Write out the records below word for word, please.

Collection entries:
________________________________________

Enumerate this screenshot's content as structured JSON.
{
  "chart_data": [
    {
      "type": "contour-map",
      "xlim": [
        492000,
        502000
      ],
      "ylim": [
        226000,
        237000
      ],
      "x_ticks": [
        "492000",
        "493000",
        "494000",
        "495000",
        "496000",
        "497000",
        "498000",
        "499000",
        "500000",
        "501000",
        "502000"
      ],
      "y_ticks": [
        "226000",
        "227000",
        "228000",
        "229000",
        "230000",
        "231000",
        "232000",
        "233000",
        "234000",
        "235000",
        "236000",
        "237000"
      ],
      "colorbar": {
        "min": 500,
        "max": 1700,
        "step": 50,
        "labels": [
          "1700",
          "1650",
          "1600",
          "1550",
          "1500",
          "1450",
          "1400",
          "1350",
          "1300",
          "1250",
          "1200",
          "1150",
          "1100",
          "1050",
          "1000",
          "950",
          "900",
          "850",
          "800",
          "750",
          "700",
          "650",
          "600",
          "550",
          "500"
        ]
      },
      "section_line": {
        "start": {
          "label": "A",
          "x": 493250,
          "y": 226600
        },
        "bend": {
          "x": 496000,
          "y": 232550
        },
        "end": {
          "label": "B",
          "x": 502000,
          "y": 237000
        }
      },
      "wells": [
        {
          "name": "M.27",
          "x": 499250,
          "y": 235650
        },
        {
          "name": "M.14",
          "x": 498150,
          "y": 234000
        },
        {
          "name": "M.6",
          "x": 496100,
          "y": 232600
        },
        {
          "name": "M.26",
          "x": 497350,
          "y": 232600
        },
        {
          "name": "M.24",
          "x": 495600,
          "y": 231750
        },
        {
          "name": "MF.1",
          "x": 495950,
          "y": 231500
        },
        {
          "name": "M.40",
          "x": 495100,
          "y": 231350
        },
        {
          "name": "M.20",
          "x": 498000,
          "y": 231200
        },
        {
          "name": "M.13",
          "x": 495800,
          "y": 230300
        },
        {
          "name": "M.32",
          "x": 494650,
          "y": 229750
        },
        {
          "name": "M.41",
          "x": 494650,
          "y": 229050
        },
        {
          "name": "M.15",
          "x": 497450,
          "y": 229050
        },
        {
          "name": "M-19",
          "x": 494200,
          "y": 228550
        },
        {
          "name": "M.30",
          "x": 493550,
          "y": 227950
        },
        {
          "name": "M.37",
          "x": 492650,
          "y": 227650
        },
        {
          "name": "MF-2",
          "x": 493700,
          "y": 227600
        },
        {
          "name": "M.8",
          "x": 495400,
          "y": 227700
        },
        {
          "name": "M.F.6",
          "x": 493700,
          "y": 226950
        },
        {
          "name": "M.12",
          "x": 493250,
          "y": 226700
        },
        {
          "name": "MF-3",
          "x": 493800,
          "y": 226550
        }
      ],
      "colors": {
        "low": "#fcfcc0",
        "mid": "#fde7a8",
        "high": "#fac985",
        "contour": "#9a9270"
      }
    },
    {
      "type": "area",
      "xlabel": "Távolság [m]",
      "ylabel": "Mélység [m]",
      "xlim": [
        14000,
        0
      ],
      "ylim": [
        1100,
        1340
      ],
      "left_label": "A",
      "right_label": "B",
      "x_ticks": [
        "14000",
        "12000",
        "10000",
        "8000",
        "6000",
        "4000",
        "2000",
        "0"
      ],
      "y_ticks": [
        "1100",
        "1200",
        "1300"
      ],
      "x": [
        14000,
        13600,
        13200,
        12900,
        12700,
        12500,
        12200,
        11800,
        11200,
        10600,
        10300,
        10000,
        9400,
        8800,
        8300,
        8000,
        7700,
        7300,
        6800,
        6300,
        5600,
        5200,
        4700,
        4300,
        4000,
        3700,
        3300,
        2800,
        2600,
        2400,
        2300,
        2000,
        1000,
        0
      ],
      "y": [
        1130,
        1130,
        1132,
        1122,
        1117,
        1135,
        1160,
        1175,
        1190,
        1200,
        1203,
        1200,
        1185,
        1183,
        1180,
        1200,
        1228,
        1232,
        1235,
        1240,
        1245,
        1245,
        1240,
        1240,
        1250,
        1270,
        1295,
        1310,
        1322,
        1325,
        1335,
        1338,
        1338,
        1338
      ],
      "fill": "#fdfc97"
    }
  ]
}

________________________________________

▶ FINISHED TASK:
Enumerate this screenshot's content as structured JSON.
{
  "chart_data": [
    {
      "type": "contour-map",
      "xlim": [
        492000,
        502000
      ],
      "ylim": [
        226000,
        237000
      ],
      "x_ticks": [
        "492000",
        "493000",
        "494000",
        "495000",
        "496000",
        "497000",
        "498000",
        "499000",
        "500000",
        "501000",
        "502000"
      ],
      "y_ticks": [
        "226000",
        "227000",
        "228000",
        "229000",
        "230000",
        "231000",
        "232000",
        "233000",
        "234000",
        "235000",
        "236000",
        "237000"
      ],
      "colorbar": {
        "min": 500,
        "max": 1700,
        "step": 50,
        "labels": [
          "1700",
          "1650",
          "1600",
          "1550",
          "1500",
          "1450",
          "1400",
          "1350",
          "1300",
          "1250",
          "1200",
          "1150",
          "1100",
          "1050",
          "1000",
          "950",
          "900",
          "850",
          "800",
          "750",
          "700",
          "650",
          "600",
          "550",
          "500"
        ]
      },
      "section_line": {
        "start": {
          "label": "A",
          "x": 493250,
          "y": 226600
        },
        "bend": {
          "x": 496000,
          "y": 232550
        },
        "end": {
          "label": "B",
          "x": 502000,
          "y": 237000
        }
      },
      "wells": [
        {
          "name": "M.27",
          "x": 499250,
          "y": 235650
        },
        {
          "name": "M.14",
          "x": 498150,
          "y": 234000
        },
        {
          "name": "M.6",
          "x": 496100,
          "y": 232600
        },
        {
          "name": "M.26",
          "x": 497350,
          "y": 232600
        },
        {
          "name": "M.24",
          "x": 495600,
          "y": 231750
        },
        {
          "name": "MF.1",
          "x": 495950,
          "y": 231500
        },
        {
          "name": "M.40",
          "x": 495100,
          "y": 231350
        },
        {
          "name": "M.20",
          "x": 498000,
          "y": 231200
        },
        {
          "name": "M.13",
          "x": 495800,
          "y": 230300
        },
        {
          "name": "M.32",
          "x": 494650,
          "y": 229750
        },
        {
          "name": "M.41",
          "x": 494650,
          "y": 229050
        },
        {
          "name": "M.15",
          "x": 497450,
          "y": 229050
        },
        {
          "name": "M-19",
          "x": 494200,
          "y": 228550
        },
        {
          "name": "M.30",
          "x": 493550,
          "y": 227950
        },
        {
          "name": "M.37",
          "x": 492650,
          "y": 227650
        },
        {
          "name": "MF-2",
          "x": 493700,
          "y": 227600
        },
        {
          "name": "M.8",
          "x": 495400,
          "y": 227700
        },
        {
          "name": "M.F.6",
          "x": 493700,
          "y": 226950
        },
        {
          "name": "M.12",
          "x": 493250,
          "y": 226700
        },
        {
          "name": "MF-3",
          "x": 493800,
          "y": 226550
        }
      ],
      "colors": {
        "low": "#fcfcc0",
        "mid": "#fde7a8",
        "high": "#fac985",
        "contour": "#9a9270"
      }
    },
    {
      "type": "area",
      "xlabel": "Távolság [m]",
      "ylabel": "Mélység [m]",
      "xlim": [
        14000,
        0
      ],
      "ylim": [
        1100,
        1340
      ],
      "left_label": "A",
      "right_label": "B",
      "x_ticks": [
        "14000",
        "12000",
        "10000",
        "8000",
        "6000",
        "4000",
        "2000",
        "0"
      ],
      "y_ticks": [
        "1100",
        "1200",
        "1300"
      ],
      "x": [
        14000,
        13600,
        13200,
        12900,
        12700,
        12500,
        12200,
        11800,
        11200,
        10600,
        10300,
        10000,
        9400,
        8800,
        8300,
        8000,
        7700,
        7300,
        6800,
        6300,
        5600,
        5200,
        4700,
        4300,
        4000,
        3700,
        3300,
        2800,
        2600,
        2400,
        2300,
        2000,
        1000,
        0
      ],
      "y": [
        1130,
        1130,
        1132,
        1122,
        1117,
        1135,
        1160,
        1175,
        1190,
        1200,
        1203,
        1200,
        1185,
        1183,
        1180,
        1200,
        1228,
        1232,
        1235,
        1240,
        1245,
        1245,
        1240,
        1240,
        1250,
        1270,
        1295,
        1310,
        1322,
        1325,
        1335,
        1338,
        1338,
        1338
      ],
      "fill": "#fdfc97"
    }
  ]
}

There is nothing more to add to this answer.